*DIRECTIONS FOR THIS TASK*
Copy out exactly the lines from the one containing "Reverse-engineer this chart into JSON." to the end of the records below, both included, and nothing else.
━━━━━━━━
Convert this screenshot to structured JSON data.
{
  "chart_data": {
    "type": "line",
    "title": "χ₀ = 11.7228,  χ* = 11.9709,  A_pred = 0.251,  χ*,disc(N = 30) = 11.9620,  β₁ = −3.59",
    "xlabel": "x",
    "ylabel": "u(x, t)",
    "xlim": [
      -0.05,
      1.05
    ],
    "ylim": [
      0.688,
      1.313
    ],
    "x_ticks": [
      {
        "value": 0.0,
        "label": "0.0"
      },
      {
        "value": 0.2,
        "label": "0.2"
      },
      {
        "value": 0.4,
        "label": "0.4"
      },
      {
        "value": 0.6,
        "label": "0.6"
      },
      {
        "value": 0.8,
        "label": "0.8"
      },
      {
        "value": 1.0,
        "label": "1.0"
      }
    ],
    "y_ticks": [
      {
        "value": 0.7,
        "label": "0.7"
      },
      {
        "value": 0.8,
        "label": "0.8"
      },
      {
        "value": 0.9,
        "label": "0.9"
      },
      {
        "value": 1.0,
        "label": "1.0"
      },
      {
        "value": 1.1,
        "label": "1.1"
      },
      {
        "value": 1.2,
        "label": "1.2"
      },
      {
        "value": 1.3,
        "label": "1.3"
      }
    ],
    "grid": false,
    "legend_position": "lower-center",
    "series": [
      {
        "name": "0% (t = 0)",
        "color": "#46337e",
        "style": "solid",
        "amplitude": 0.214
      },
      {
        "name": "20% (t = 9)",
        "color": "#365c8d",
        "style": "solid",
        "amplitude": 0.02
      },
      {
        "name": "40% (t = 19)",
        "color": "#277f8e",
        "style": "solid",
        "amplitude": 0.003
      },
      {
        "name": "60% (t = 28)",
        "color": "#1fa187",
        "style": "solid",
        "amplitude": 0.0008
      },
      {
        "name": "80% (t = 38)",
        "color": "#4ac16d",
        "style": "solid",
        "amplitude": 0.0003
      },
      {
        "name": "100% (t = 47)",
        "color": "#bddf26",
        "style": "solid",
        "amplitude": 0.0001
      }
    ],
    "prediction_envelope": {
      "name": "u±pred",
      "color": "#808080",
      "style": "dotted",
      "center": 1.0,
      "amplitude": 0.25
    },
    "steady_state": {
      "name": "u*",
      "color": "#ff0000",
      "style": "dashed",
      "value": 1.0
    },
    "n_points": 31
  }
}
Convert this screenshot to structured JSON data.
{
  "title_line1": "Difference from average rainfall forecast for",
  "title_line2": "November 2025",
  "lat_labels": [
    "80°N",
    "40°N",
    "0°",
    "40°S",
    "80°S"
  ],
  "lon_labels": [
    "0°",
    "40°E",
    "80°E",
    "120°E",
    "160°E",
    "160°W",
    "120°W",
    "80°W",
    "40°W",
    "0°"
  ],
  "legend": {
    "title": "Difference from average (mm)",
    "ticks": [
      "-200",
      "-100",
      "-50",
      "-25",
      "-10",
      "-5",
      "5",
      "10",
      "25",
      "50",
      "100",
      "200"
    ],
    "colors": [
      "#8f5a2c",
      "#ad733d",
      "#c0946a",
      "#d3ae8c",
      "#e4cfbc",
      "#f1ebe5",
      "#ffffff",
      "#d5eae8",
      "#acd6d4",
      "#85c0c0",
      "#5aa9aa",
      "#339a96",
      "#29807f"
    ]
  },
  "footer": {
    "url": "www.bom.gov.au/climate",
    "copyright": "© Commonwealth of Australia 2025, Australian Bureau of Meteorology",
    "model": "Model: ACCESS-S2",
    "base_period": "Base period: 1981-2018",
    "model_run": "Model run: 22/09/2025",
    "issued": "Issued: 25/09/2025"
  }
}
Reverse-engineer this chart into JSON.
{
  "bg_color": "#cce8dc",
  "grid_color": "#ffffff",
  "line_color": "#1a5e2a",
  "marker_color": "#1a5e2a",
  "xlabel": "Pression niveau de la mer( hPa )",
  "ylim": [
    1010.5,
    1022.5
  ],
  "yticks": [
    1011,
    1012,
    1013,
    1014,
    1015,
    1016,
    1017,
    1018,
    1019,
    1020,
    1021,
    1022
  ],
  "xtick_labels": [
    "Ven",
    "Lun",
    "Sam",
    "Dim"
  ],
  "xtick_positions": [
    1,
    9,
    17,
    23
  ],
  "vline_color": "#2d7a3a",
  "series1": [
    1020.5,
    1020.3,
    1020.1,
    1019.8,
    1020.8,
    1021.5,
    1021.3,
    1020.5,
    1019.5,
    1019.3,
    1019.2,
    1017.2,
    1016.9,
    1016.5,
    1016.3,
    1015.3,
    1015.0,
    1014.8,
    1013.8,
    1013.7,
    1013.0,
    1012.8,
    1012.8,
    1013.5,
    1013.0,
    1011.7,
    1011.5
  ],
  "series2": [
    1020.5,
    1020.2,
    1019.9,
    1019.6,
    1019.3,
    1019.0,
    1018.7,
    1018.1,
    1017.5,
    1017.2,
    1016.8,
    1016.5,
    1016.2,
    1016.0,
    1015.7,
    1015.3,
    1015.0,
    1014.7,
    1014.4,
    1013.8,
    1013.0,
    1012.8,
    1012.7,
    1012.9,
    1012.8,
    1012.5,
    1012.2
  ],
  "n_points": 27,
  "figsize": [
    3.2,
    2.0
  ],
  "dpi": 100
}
━━━━━━━━
*EXERCISE RESULT*
Reverse-engineer this chart into JSON.
{
  "bg_color": "#cce8dc",
  "grid_color": "#ffffff",
  "line_color": "#1a5e2a",
  "marker_color": "#1a5e2a",
  "xlabel": "Pression niveau de la mer( hPa )",
  "ylim": [
    1010.5,
    1022.5
  ],
  "yticks": [
    1011,
    1012,
    1013,
    1014,
    1015,
    1016,
    1017,
    1018,
    1019,
    1020,
    1021,
    1022
  ],
  "xtick_labels": [
    "Ven",
    "Lun",
    "Sam",
    "Dim"
  ],
  "xtick_positions": [
    1,
    9,
    17,
    23
  ],
  "vline_color": "#2d7a3a",
  "series1": [
    1020.5,
    1020.3,
    1020.1,
    1019.8,
    1020.8,
    1021.5,
    1021.3,
    1020.5,
    1019.5,
    1019.3,
    1019.2,
    1017.2,
    1016.9,
    1016.5,
    1016.3,
    1015.3,
    1015.0,
    1014.8,
    1013.8,
    1013.7,
    1013.0,
    1012.8,
    1012.8,
    1013.5,
    1013.0,
    1011.7,
    1011.5
  ],
  "series2": [
    1020.5,
    1020.2,
    1019.9,
    1019.6,
    1019.3,
    1019.0,
    1018.7,
    1018.1,
    1017.5,
    1017.2,
    1016.8,
    1016.5,
    1016.2,
    1016.0,
    1015.7,
    1015.3,
    1015.0,
    1014.7,
    1014.4,
    1013.8,
    1013.0,
    1012.8,
    1012.7,
    1012.9,
    1012.8,
    1012.5,
    1012.2
  ],
  "n_points": 27,
  "figsize": [
    3.2,
    2.0
  ],
  "dpi": 100
}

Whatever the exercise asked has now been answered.